What the task asks » Transcribe the material verbatim in full; the pictures do not belong in the copy.

Material provided »
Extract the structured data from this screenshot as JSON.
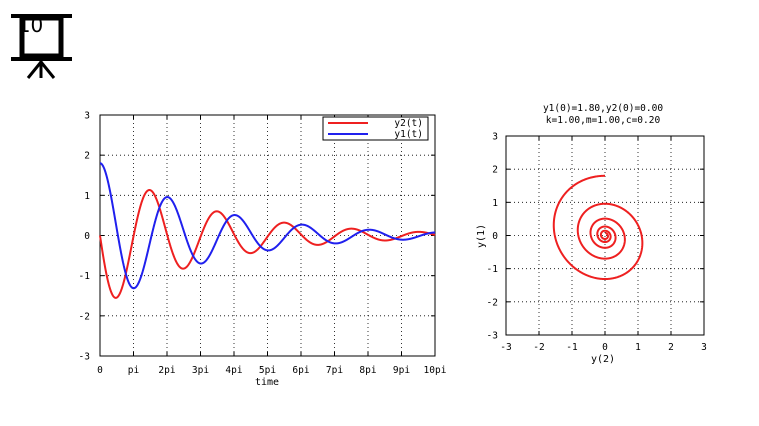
{
  "slide": {
    "number": "10"
  },
  "chart_data": [
    {
      "type": "line",
      "title": "",
      "xlabel": "time",
      "ylabel": "",
      "xlim": [
        0,
        31.4159
      ],
      "ylim": [
        -3,
        3
      ],
      "x_tick_labels": [
        "0",
        "pi",
        "2pi",
        "3pi",
        "4pi",
        "5pi",
        "6pi",
        "7pi",
        "8pi",
        "9pi",
        "10pi"
      ],
      "y_tick_labels": [
        "-3",
        "-2",
        "-1",
        "0",
        "1",
        "2",
        "3"
      ],
      "grid": true,
      "legend_position": "top-right",
      "series": [
        {
          "name": "y2(t)",
          "color": "#ee2020"
        },
        {
          "name": "y1(t)",
          "color": "#2020ee"
        }
      ],
      "model": {
        "k": 1.0,
        "m": 1.0,
        "c": 0.2,
        "y1_0": 1.8,
        "y2_0": 0.0,
        "t_end": 31.4159
      }
    },
    {
      "type": "line",
      "title_lines": [
        "y1(0)=1.80,y2(0)=0.00",
        "k=1.00,m=1.00,c=0.20"
      ],
      "xlabel": "y(2)",
      "ylabel": "y(1)",
      "xlim": [
        -3,
        3
      ],
      "ylim": [
        -3,
        3
      ],
      "x_tick_labels": [
        "-3",
        "-2",
        "-1",
        "0",
        "1",
        "2",
        "3"
      ],
      "y_tick_labels": [
        "-3",
        "-2",
        "-1",
        "0",
        "1",
        "2",
        "3"
      ],
      "grid": true,
      "series": [
        {
          "name": "",
          "color": "#ee2020"
        }
      ]
    }
  ]
}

Full output »
Extract the structured data from this screenshot as JSON.
{
  "slide": {
    "number": "10"
  },
  "chart_data": [
    {
      "type": "line",
      "title": "",
      "xlabel": "time",
      "ylabel": "",
      "xlim": [
        0,
        31.4159
      ],
      "ylim": [
        -3,
        3
      ],
      "x_tick_labels": [
        "0",
        "pi",
        "2pi",
        "3pi",
        "4pi",
        "5pi",
        "6pi",
        "7pi",
        "8pi",
        "9pi",
        "10pi"
      ],
      "y_tick_labels": [
        "-3",
        "-2",
        "-1",
        "0",
        "1",
        "2",
        "3"
      ],
      "grid": true,
      "legend_position": "top-right",
      "series": [
        {
          "name": "y2(t)",
          "color": "#ee2020"
        },
        {
          "name": "y1(t)",
          "color": "#2020ee"
        }
      ],
      "model": {
        "k": 1.0,
        "m": 1.0,
        "c": 0.2,
        "y1_0": 1.8,
        "y2_0": 0.0,
        "t_end": 31.4159
      }
    },
    {
      "type": "line",
      "title_lines": [
        "y1(0)=1.80,y2(0)=0.00",
        "k=1.00,m=1.00,c=0.20"
      ],
      "xlabel": "y(2)",
      "ylabel": "y(1)",
      "xlim": [
        -3,
        3
      ],
      "ylim": [
        -3,
        3
      ],
      "x_tick_labels": [
        "-3",
        "-2",
        "-1",
        "0",
        "1",
        "2",
        "3"
      ],
      "y_tick_labels": [
        "-3",
        "-2",
        "-1",
        "0",
        "1",
        "2",
        "3"
      ],
      "grid": true,
      "series": [
        {
          "name": "",
          "color": "#ee2020"
        }
      ]
    }
  ]
}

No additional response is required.